* **What you will do**: Check the listing below line by line and report how many lines hold "CAIB", with no other words.

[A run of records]
◆ ◆ ◆

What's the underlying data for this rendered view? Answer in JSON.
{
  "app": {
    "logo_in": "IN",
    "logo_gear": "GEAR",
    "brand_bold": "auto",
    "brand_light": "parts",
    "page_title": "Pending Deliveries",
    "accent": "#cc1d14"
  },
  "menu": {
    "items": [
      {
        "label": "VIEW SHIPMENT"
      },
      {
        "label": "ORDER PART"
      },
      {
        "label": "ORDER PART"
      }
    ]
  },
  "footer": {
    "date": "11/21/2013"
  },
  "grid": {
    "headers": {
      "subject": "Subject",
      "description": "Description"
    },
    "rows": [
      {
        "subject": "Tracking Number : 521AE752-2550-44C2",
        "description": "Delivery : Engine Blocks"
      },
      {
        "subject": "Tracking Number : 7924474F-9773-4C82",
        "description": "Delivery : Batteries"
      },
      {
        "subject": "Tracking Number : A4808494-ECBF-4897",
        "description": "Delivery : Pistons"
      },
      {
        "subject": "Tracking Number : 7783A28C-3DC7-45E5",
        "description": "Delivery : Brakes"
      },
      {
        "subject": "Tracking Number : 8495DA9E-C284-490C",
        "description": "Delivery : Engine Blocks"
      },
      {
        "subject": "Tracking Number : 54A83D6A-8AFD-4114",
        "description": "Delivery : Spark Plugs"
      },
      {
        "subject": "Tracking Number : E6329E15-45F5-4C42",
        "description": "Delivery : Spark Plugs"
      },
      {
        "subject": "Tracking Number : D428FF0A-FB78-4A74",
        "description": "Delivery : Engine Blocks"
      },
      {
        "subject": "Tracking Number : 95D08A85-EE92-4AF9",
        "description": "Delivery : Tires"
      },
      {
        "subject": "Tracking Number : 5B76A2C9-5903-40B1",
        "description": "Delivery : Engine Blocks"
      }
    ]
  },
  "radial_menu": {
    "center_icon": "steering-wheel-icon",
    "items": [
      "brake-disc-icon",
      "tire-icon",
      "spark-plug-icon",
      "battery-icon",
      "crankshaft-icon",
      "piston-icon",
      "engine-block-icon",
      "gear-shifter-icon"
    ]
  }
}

◆ ◆ ◆

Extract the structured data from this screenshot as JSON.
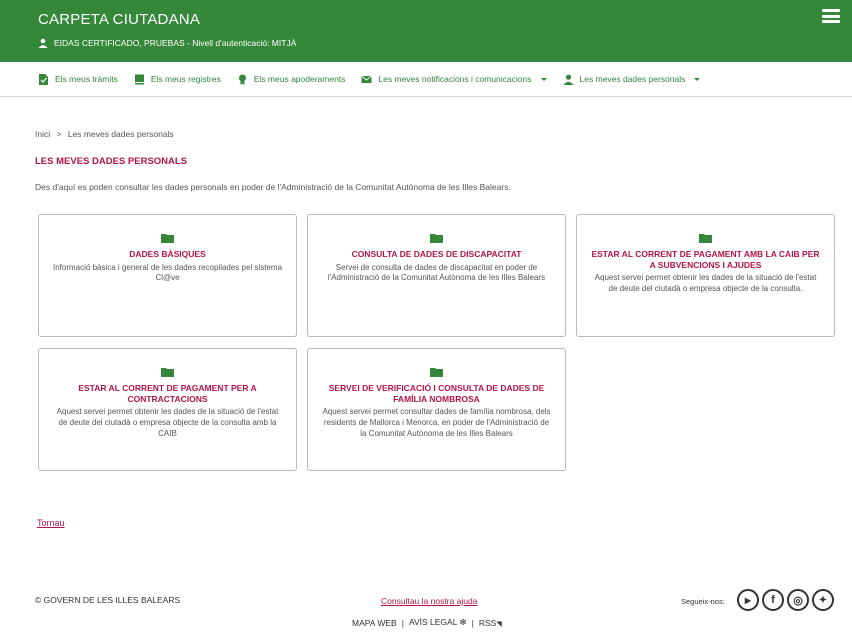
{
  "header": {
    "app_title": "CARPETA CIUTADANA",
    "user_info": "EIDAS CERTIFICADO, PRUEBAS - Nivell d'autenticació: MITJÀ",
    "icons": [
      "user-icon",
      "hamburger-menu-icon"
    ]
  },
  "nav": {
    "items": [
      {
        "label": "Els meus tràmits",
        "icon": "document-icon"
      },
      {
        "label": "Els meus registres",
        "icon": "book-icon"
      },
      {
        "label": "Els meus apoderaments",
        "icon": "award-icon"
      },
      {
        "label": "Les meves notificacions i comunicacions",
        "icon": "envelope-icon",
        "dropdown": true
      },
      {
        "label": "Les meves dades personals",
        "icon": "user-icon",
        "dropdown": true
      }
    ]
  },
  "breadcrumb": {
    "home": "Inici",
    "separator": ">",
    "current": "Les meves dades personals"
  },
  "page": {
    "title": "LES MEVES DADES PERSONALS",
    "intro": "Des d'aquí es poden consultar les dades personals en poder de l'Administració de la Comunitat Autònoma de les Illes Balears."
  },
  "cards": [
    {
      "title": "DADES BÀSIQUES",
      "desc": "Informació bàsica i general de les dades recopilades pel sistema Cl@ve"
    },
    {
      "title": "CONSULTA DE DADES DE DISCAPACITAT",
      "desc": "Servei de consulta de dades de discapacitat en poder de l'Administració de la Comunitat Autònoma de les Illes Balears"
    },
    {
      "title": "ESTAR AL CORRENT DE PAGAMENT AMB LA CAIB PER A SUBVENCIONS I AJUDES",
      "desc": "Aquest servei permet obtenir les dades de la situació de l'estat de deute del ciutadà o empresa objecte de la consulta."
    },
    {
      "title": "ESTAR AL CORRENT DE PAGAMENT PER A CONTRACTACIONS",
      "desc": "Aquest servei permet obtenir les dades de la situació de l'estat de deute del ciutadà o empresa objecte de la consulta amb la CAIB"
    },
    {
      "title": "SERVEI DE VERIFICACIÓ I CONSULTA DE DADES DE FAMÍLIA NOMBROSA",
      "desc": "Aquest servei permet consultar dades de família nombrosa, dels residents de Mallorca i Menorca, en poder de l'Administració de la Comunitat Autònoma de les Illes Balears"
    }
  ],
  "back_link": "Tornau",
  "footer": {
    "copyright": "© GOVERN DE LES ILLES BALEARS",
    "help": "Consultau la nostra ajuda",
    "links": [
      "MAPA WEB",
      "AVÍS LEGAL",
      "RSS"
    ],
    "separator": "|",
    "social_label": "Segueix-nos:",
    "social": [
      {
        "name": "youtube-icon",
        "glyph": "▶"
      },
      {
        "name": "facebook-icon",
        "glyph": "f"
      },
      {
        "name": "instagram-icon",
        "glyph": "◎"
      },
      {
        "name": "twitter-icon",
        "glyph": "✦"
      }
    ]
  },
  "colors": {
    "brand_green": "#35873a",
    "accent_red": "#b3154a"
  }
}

◆ ◆ ◆

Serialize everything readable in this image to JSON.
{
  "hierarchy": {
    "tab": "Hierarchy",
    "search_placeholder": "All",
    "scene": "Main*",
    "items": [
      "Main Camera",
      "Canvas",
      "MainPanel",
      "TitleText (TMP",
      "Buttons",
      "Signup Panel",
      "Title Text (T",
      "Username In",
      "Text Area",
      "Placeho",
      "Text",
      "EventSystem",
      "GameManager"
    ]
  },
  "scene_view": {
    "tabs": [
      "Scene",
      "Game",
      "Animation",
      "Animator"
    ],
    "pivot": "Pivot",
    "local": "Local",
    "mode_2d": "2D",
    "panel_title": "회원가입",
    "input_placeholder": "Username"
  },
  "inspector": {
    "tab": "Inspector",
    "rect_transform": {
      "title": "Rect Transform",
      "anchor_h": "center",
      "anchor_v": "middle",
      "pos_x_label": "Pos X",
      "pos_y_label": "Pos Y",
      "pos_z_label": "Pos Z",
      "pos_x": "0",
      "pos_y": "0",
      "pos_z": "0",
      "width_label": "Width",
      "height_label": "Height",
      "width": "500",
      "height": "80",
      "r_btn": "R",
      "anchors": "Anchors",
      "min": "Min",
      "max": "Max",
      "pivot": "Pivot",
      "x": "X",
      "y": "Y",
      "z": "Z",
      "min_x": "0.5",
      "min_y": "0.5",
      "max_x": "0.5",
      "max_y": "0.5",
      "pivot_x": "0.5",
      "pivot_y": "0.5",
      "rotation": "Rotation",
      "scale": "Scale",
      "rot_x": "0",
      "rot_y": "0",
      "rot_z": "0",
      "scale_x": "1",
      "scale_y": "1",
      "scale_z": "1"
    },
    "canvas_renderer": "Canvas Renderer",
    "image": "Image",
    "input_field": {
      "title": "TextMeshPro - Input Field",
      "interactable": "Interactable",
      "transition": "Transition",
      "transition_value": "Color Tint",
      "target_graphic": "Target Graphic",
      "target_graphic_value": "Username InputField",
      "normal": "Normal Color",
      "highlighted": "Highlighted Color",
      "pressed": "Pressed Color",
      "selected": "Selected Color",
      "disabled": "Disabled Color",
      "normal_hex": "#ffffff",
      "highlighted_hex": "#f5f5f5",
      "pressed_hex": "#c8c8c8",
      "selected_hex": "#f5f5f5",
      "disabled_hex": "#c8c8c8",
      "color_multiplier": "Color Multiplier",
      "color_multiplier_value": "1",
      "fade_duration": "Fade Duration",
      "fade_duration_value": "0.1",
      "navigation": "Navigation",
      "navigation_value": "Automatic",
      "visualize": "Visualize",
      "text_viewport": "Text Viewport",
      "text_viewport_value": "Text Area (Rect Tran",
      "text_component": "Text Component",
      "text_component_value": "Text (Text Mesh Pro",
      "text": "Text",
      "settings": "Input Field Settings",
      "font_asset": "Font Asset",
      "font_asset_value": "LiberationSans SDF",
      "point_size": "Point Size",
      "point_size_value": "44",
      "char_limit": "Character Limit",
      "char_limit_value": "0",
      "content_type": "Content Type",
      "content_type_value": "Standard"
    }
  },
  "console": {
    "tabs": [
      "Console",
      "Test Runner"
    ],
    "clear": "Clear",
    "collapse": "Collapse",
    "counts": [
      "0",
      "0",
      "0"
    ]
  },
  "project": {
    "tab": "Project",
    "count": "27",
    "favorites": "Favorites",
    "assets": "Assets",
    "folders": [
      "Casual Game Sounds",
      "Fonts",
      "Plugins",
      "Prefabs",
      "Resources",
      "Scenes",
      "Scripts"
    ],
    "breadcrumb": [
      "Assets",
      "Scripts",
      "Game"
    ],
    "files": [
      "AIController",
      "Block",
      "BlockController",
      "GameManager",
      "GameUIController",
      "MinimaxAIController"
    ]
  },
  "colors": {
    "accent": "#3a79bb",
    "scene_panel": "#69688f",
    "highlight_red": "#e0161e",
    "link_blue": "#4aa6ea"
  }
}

◆ ◆ ◆

* **Result**: 2